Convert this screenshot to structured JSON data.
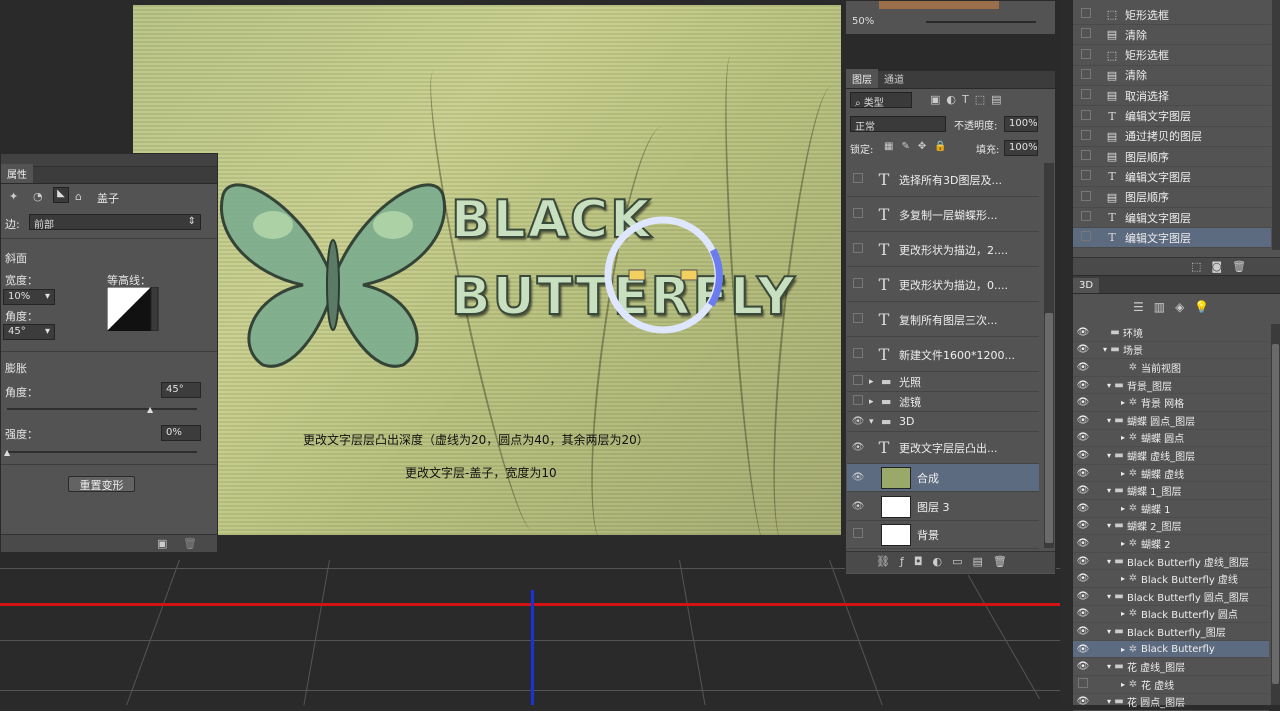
{
  "canvas": {
    "title_line1": "BLACK",
    "title_line2": "BUTTERFLY",
    "note1": "更改文字层层凸出深度（虚线为20，圆点为40，其余两层为20）",
    "note2": "更改文字层-盖子，宽度为10"
  },
  "properties": {
    "tab": "属性",
    "mode_label": "盖子",
    "side_label": "边:",
    "side_value": "前部",
    "bevel_heading": "斜面",
    "width_label": "宽度：",
    "width_value": "10%",
    "contour_label": "等高线：",
    "angle_label": "角度：",
    "angle_value": "45°",
    "inflate_heading": "膨胀",
    "inflate_angle_label": "角度：",
    "inflate_angle_value": "45°",
    "strength_label": "强度：",
    "strength_value": "0%",
    "reset_button": "重置变形"
  },
  "layers": {
    "tabs": [
      "图层",
      "通道"
    ],
    "filter_value": "类型",
    "blend_mode": "正常",
    "opacity_label": "不透明度:",
    "opacity_value": "100%",
    "lock_label": "锁定:",
    "fill_label": "填充:",
    "fill_value": "100%",
    "zoom": "50%",
    "rows": [
      {
        "name": "选择所有3D图层及...",
        "type": "text"
      },
      {
        "name": "多复制一层蝴蝶形...",
        "type": "text"
      },
      {
        "name": "更改形状为描边，2....",
        "type": "text"
      },
      {
        "name": "更改形状为描边，0....",
        "type": "text"
      },
      {
        "name": "复制所有图层三次...",
        "type": "text"
      },
      {
        "name": "新建文件1600*1200...",
        "type": "text"
      }
    ],
    "groups": [
      "光照",
      "滤镜",
      "3D"
    ],
    "rows2": [
      {
        "name": "更改文字层层凸出..."
      },
      {
        "name": "合成"
      },
      {
        "name": "图层 3"
      },
      {
        "name": "背景"
      }
    ]
  },
  "history": {
    "items": [
      "矩形选框",
      "清除",
      "矩形选框",
      "清除",
      "取消选择",
      "编辑文字图层",
      "通过拷贝的图层",
      "图层顺序",
      "编辑文字图层",
      "图层顺序",
      "编辑文字图层",
      "编辑文字图层"
    ]
  },
  "panel3d": {
    "tab": "3D",
    "items": [
      "环境",
      "场景",
      "当前视图",
      "背景_图层",
      "背景 网格",
      "蝴蝶 圆点_图层",
      "蝴蝶 圆点",
      "蝴蝶 虚线_图层",
      "蝴蝶 虚线",
      "蝴蝶 1_图层",
      "蝴蝶 1",
      "蝴蝶 2_图层",
      "蝴蝶 2",
      "Black Butterfly 虚线_图层",
      "Black Butterfly 虚线",
      "Black Butterfly 圆点_图层",
      "Black Butterfly 圆点",
      "Black Butterfly_图层",
      "Black Butterfly",
      "花 虚线_图层",
      "花 虚线",
      "花 圆点_图层"
    ]
  }
}
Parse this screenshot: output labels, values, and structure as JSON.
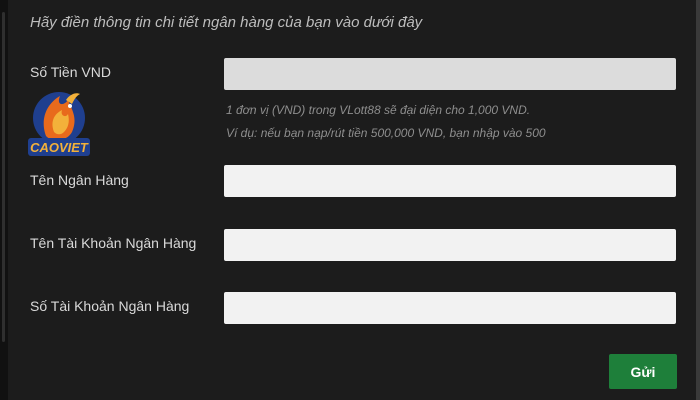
{
  "form": {
    "intro": "Hãy điền thông tin chi tiết ngân hàng của bạn vào dưới đây",
    "amount": {
      "label": "Số Tiền VND",
      "value": "",
      "note_line1": "1 đơn vị (VND) trong VLott88 sẽ đại diện cho 1,000 VND.",
      "note_line2": "Ví dụ: nếu bạn nạp/rút tiền 500,000 VND, bạn nhập vào 500"
    },
    "bank_name": {
      "label": "Tên Ngân Hàng",
      "value": ""
    },
    "account_name": {
      "label": "Tên Tài Khoản Ngân Hàng",
      "value": ""
    },
    "account_number": {
      "label": "Số Tài Khoản Ngân Hàng",
      "value": ""
    },
    "submit_label": "Gửi"
  },
  "logo": {
    "text": "CAOVIET",
    "icon": "phoenix-emblem",
    "colors": {
      "primary": "#e86a1c",
      "secondary": "#1f3f8f",
      "accent": "#f3b13a"
    }
  },
  "colors": {
    "background": "#1c1c1c",
    "field": "#f2f2f2",
    "field_disabled": "#dcdcdc",
    "button": "#1e7f3a"
  }
}
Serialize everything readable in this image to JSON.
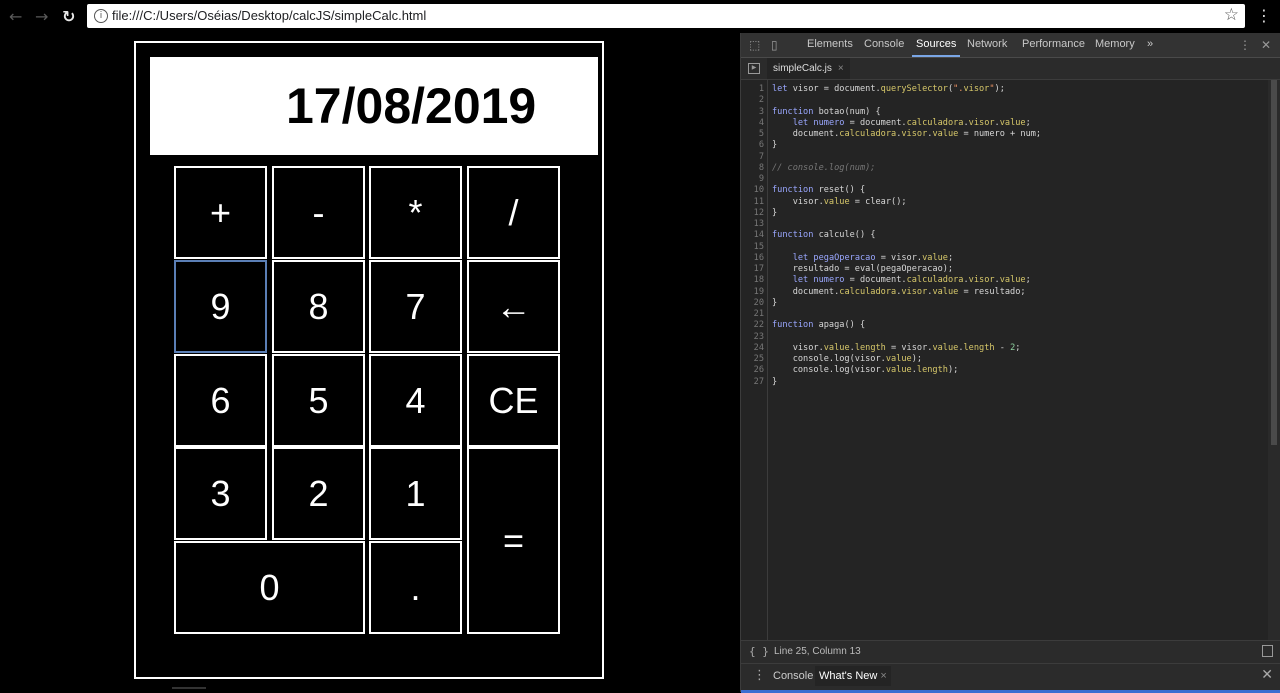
{
  "browser": {
    "back_icon": "←",
    "forward_icon": "→",
    "reload_icon": "C",
    "url": "file:///C:/Users/Oséias/Desktop/calcJS/simpleCalc.html",
    "star_icon": "☆",
    "menu_icon": "⋮"
  },
  "calculator": {
    "display_value": "17/08/2019",
    "keys": [
      "+",
      "-",
      "*",
      "/",
      "9",
      "8",
      "7",
      "←",
      "6",
      "5",
      "4",
      "CE",
      "3",
      "2",
      "1",
      "=",
      "0",
      "."
    ]
  },
  "devtools": {
    "tabs": [
      "Elements",
      "Console",
      "Sources",
      "Network",
      "Performance",
      "Memory"
    ],
    "active_tab": "Sources",
    "more_tabs_icon": "»",
    "file_tab": "simpleCalc.js",
    "status_text": "Line 25, Column 13",
    "drawer_tabs": [
      "Console",
      "What's New"
    ],
    "code_lines": [
      "let visor = document.querySelector(\".visor\");",
      "",
      "function botao(num) {",
      "    let numero = document.calculadora.visor.value;",
      "    document.calculadora.visor.value = numero + num;",
      "}",
      "",
      "// console.log(num);",
      "",
      "function reset() {",
      "    visor.value = clear();",
      "}",
      "",
      "function calcule() {",
      "",
      "    let pegaOperacao = visor.value;",
      "    resultado = eval(pegaOperacao);",
      "    let numero = document.calculadora.visor.value;",
      "    document.calculadora.visor.value = resultado;",
      "}",
      "",
      "function apaga() {",
      "",
      "    visor.value.length = visor.value.length - 2;",
      "    console.log(visor.value);",
      "    console.log(visor.value.length);",
      "}"
    ]
  }
}
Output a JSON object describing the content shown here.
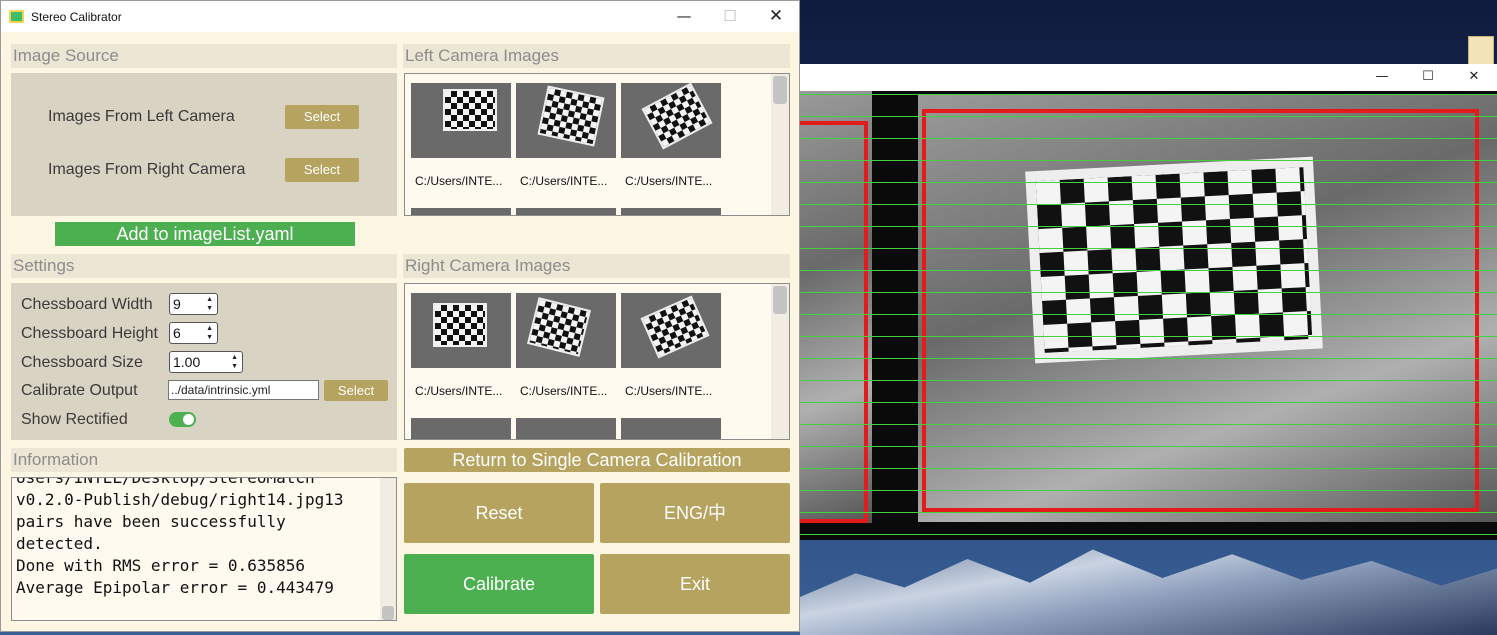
{
  "window": {
    "title": "Stereo Calibrator",
    "controls": {
      "minimize": "—",
      "maximize": "☐",
      "close": "✕"
    }
  },
  "image_source": {
    "header": "Image Source",
    "left_label": "Images From Left Camera",
    "right_label": "Images From Right Camera",
    "select_label": "Select",
    "add_button": "Add to imageList.yaml"
  },
  "settings": {
    "header": "Settings",
    "width_label": "Chessboard Width",
    "width_value": "9",
    "height_label": "Chessboard Height",
    "height_value": "6",
    "size_label": "Chessboard Size",
    "size_value": "1.00",
    "output_label": "Calibrate Output",
    "output_value": "../data/intrinsic.yml",
    "output_select": "Select",
    "rectified_label": "Show Rectified",
    "rectified_on": true
  },
  "left_images": {
    "header": "Left Camera Images",
    "captions": [
      "C:/Users/INTE...",
      "C:/Users/INTE...",
      "C:/Users/INTE..."
    ]
  },
  "right_images": {
    "header": "Right Camera Images",
    "captions": [
      "C:/Users/INTE...",
      "C:/Users/INTE...",
      "C:/Users/INTE..."
    ]
  },
  "return_button": "Return to Single Camera Calibration",
  "actions": {
    "reset": "Reset",
    "lang": "ENG/中",
    "calibrate": "Calibrate",
    "exit": "Exit"
  },
  "information": {
    "header": "Information",
    "log": "Users/INTEL/Desktop/StereoMatch\nv0.2.0-Publish/debug/right14.jpg13\npairs have been successfully\ndetected.\nDone with RMS error = 0.635856\nAverage Epipolar error = 0.443479"
  },
  "colors": {
    "accent_olive": "#b5a35f",
    "accent_green": "#4caf50",
    "epipolar_line": "#3fd43f",
    "roi_box": "#e21b1b"
  },
  "rectified_window": {
    "controls": {
      "minimize": "—",
      "maximize": "☐",
      "close": "✕"
    }
  }
}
——
Copy all lines from the material that hold "document".

      "let visor = document.querySelector(\".visor\");",
      "    let numero = document.calculadora.visor.value;",
      "    document.calculadora.visor.value = numero + num;",
      "    let numero = document.calculadora.visor.value;",
      "    document.calculadora.visor.value = resultado;",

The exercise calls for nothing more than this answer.